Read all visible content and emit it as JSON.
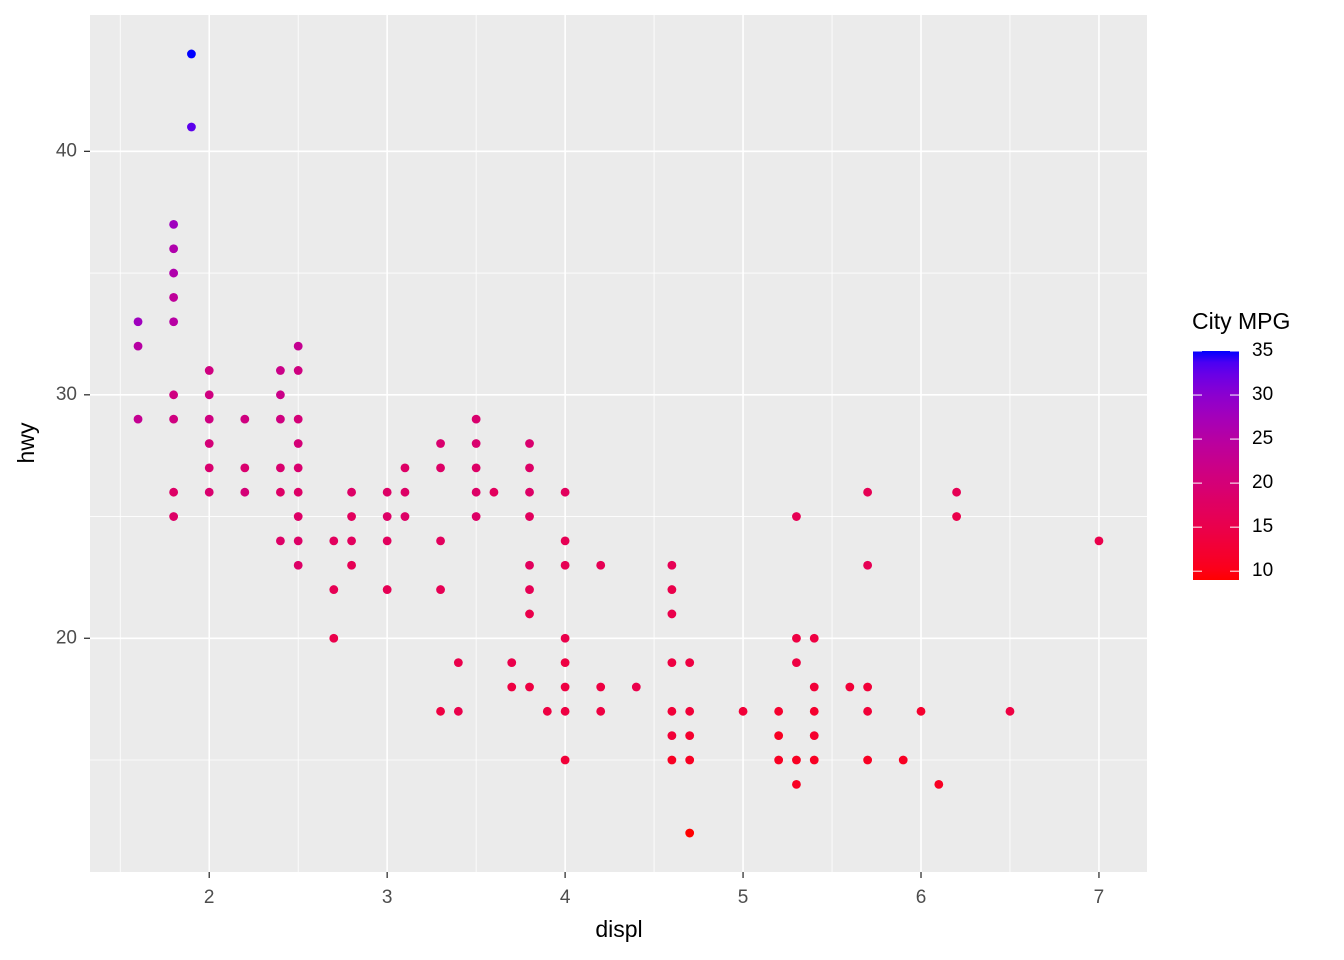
{
  "chart_data": {
    "type": "scatter",
    "x_label": "displ",
    "y_label": "hwy",
    "x": [
      1.6,
      1.6,
      1.6,
      1.8,
      1.8,
      1.8,
      1.8,
      1.8,
      1.8,
      1.8,
      1.8,
      1.8,
      1.9,
      1.9,
      2.0,
      2.0,
      2.0,
      2.0,
      2.0,
      2.0,
      2.2,
      2.2,
      2.2,
      2.4,
      2.4,
      2.4,
      2.4,
      2.4,
      2.4,
      2.5,
      2.5,
      2.5,
      2.5,
      2.5,
      2.5,
      2.5,
      2.5,
      2.5,
      2.7,
      2.7,
      2.7,
      2.8,
      2.8,
      2.8,
      2.8,
      3.0,
      3.0,
      3.0,
      3.0,
      3.1,
      3.1,
      3.1,
      3.3,
      3.3,
      3.3,
      3.3,
      3.3,
      3.4,
      3.4,
      3.5,
      3.5,
      3.5,
      3.5,
      3.5,
      3.6,
      3.7,
      3.7,
      3.8,
      3.8,
      3.8,
      3.8,
      3.8,
      3.8,
      3.8,
      3.8,
      3.9,
      4.0,
      4.0,
      4.0,
      4.0,
      4.0,
      4.0,
      4.0,
      4.0,
      4.2,
      4.2,
      4.2,
      4.4,
      4.6,
      4.6,
      4.6,
      4.6,
      4.6,
      4.6,
      4.6,
      4.7,
      4.7,
      4.7,
      4.7,
      4.7,
      5.0,
      5.2,
      5.2,
      5.2,
      5.3,
      5.3,
      5.3,
      5.3,
      5.3,
      5.4,
      5.4,
      5.4,
      5.4,
      5.4,
      5.6,
      5.7,
      5.7,
      5.7,
      5.7,
      5.7,
      5.9,
      6.0,
      6.1,
      6.2,
      6.2,
      6.5,
      7.0
    ],
    "values": [
      33,
      32,
      29,
      37,
      36,
      35,
      34,
      33,
      30,
      29,
      26,
      25,
      44,
      41,
      31,
      30,
      29,
      28,
      27,
      26,
      29,
      27,
      26,
      31,
      30,
      29,
      27,
      26,
      24,
      32,
      31,
      29,
      28,
      27,
      26,
      25,
      24,
      23,
      24,
      22,
      20,
      26,
      25,
      24,
      23,
      26,
      25,
      24,
      22,
      27,
      26,
      25,
      28,
      27,
      24,
      22,
      17,
      19,
      17,
      29,
      28,
      27,
      26,
      25,
      26,
      19,
      18,
      28,
      27,
      26,
      25,
      23,
      22,
      21,
      18,
      17,
      26,
      24,
      23,
      20,
      19,
      18,
      17,
      15,
      23,
      18,
      17,
      18,
      23,
      22,
      21,
      19,
      17,
      16,
      15,
      19,
      17,
      16,
      15,
      12,
      17,
      17,
      16,
      15,
      25,
      20,
      19,
      15,
      14,
      20,
      18,
      17,
      16,
      15,
      18,
      26,
      23,
      18,
      17,
      15,
      15,
      17,
      14,
      26,
      25,
      17,
      24
    ],
    "color_values": [
      28,
      25,
      23,
      28,
      26,
      26,
      24,
      25,
      21,
      21,
      18,
      18,
      35,
      33,
      21,
      21,
      21,
      20,
      19,
      19,
      21,
      19,
      20,
      22,
      22,
      21,
      19,
      18,
      18,
      23,
      21,
      20,
      20,
      19,
      18,
      18,
      18,
      18,
      17,
      16,
      15,
      18,
      17,
      17,
      16,
      18,
      18,
      17,
      16,
      18,
      18,
      18,
      19,
      18,
      17,
      16,
      14,
      15,
      15,
      19,
      19,
      18,
      18,
      18,
      17,
      15,
      14,
      19,
      18,
      18,
      17,
      17,
      16,
      15,
      14,
      14,
      17,
      16,
      16,
      15,
      14,
      14,
      14,
      13,
      16,
      14,
      14,
      15,
      16,
      15,
      15,
      14,
      13,
      13,
      11,
      14,
      13,
      12,
      11,
      9,
      13,
      12,
      11,
      11,
      16,
      14,
      14,
      11,
      11,
      14,
      13,
      12,
      12,
      11,
      13,
      16,
      16,
      13,
      13,
      11,
      11,
      12,
      11,
      16,
      15,
      14,
      15
    ],
    "xlim": [
      1.33,
      7.27
    ],
    "ylim": [
      10.4,
      45.6
    ],
    "xticks": [
      2,
      3,
      4,
      5,
      6,
      7
    ],
    "yticks": [
      20,
      30,
      40
    ],
    "xminor": [
      1.5,
      2.5,
      3.5,
      4.5,
      5.5,
      6.5
    ],
    "yminor": [
      15,
      25,
      35
    ],
    "grid": true,
    "legend": {
      "title": "City MPG",
      "limits": [
        9,
        35
      ],
      "ticks": [
        10,
        15,
        20,
        25,
        30,
        35
      ],
      "color_low": "#ff0000",
      "color_high": "#0000ff"
    }
  }
}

▶ [WHAT THIS TASK INVOLVES]
Return every line of the records exactly as given, pictures excluded.

▶ [CORRECT RESULT]
Read all visible content and emit it as JSON.
{
  "chart_data": {
    "type": "scatter",
    "x_label": "displ",
    "y_label": "hwy",
    "x": [
      1.6,
      1.6,
      1.6,
      1.8,
      1.8,
      1.8,
      1.8,
      1.8,
      1.8,
      1.8,
      1.8,
      1.8,
      1.9,
      1.9,
      2.0,
      2.0,
      2.0,
      2.0,
      2.0,
      2.0,
      2.2,
      2.2,
      2.2,
      2.4,
      2.4,
      2.4,
      2.4,
      2.4,
      2.4,
      2.5,
      2.5,
      2.5,
      2.5,
      2.5,
      2.5,
      2.5,
      2.5,
      2.5,
      2.7,
      2.7,
      2.7,
      2.8,
      2.8,
      2.8,
      2.8,
      3.0,
      3.0,
      3.0,
      3.0,
      3.1,
      3.1,
      3.1,
      3.3,
      3.3,
      3.3,
      3.3,
      3.3,
      3.4,
      3.4,
      3.5,
      3.5,
      3.5,
      3.5,
      3.5,
      3.6,
      3.7,
      3.7,
      3.8,
      3.8,
      3.8,
      3.8,
      3.8,
      3.8,
      3.8,
      3.8,
      3.9,
      4.0,
      4.0,
      4.0,
      4.0,
      4.0,
      4.0,
      4.0,
      4.0,
      4.2,
      4.2,
      4.2,
      4.4,
      4.6,
      4.6,
      4.6,
      4.6,
      4.6,
      4.6,
      4.6,
      4.7,
      4.7,
      4.7,
      4.7,
      4.7,
      5.0,
      5.2,
      5.2,
      5.2,
      5.3,
      5.3,
      5.3,
      5.3,
      5.3,
      5.4,
      5.4,
      5.4,
      5.4,
      5.4,
      5.6,
      5.7,
      5.7,
      5.7,
      5.7,
      5.7,
      5.9,
      6.0,
      6.1,
      6.2,
      6.2,
      6.5,
      7.0
    ],
    "values": [
      33,
      32,
      29,
      37,
      36,
      35,
      34,
      33,
      30,
      29,
      26,
      25,
      44,
      41,
      31,
      30,
      29,
      28,
      27,
      26,
      29,
      27,
      26,
      31,
      30,
      29,
      27,
      26,
      24,
      32,
      31,
      29,
      28,
      27,
      26,
      25,
      24,
      23,
      24,
      22,
      20,
      26,
      25,
      24,
      23,
      26,
      25,
      24,
      22,
      27,
      26,
      25,
      28,
      27,
      24,
      22,
      17,
      19,
      17,
      29,
      28,
      27,
      26,
      25,
      26,
      19,
      18,
      28,
      27,
      26,
      25,
      23,
      22,
      21,
      18,
      17,
      26,
      24,
      23,
      20,
      19,
      18,
      17,
      15,
      23,
      18,
      17,
      18,
      23,
      22,
      21,
      19,
      17,
      16,
      15,
      19,
      17,
      16,
      15,
      12,
      17,
      17,
      16,
      15,
      25,
      20,
      19,
      15,
      14,
      20,
      18,
      17,
      16,
      15,
      18,
      26,
      23,
      18,
      17,
      15,
      15,
      17,
      14,
      26,
      25,
      17,
      24
    ],
    "color_values": [
      28,
      25,
      23,
      28,
      26,
      26,
      24,
      25,
      21,
      21,
      18,
      18,
      35,
      33,
      21,
      21,
      21,
      20,
      19,
      19,
      21,
      19,
      20,
      22,
      22,
      21,
      19,
      18,
      18,
      23,
      21,
      20,
      20,
      19,
      18,
      18,
      18,
      18,
      17,
      16,
      15,
      18,
      17,
      17,
      16,
      18,
      18,
      17,
      16,
      18,
      18,
      18,
      19,
      18,
      17,
      16,
      14,
      15,
      15,
      19,
      19,
      18,
      18,
      18,
      17,
      15,
      14,
      19,
      18,
      18,
      17,
      17,
      16,
      15,
      14,
      14,
      17,
      16,
      16,
      15,
      14,
      14,
      14,
      13,
      16,
      14,
      14,
      15,
      16,
      15,
      15,
      14,
      13,
      13,
      11,
      14,
      13,
      12,
      11,
      9,
      13,
      12,
      11,
      11,
      16,
      14,
      14,
      11,
      11,
      14,
      13,
      12,
      12,
      11,
      13,
      16,
      16,
      13,
      13,
      11,
      11,
      12,
      11,
      16,
      15,
      14,
      15
    ],
    "xlim": [
      1.33,
      7.27
    ],
    "ylim": [
      10.4,
      45.6
    ],
    "xticks": [
      2,
      3,
      4,
      5,
      6,
      7
    ],
    "yticks": [
      20,
      30,
      40
    ],
    "xminor": [
      1.5,
      2.5,
      3.5,
      4.5,
      5.5,
      6.5
    ],
    "yminor": [
      15,
      25,
      35
    ],
    "grid": true,
    "legend": {
      "title": "City MPG",
      "limits": [
        9,
        35
      ],
      "ticks": [
        10,
        15,
        20,
        25,
        30,
        35
      ],
      "color_low": "#ff0000",
      "color_high": "#0000ff"
    }
  }
}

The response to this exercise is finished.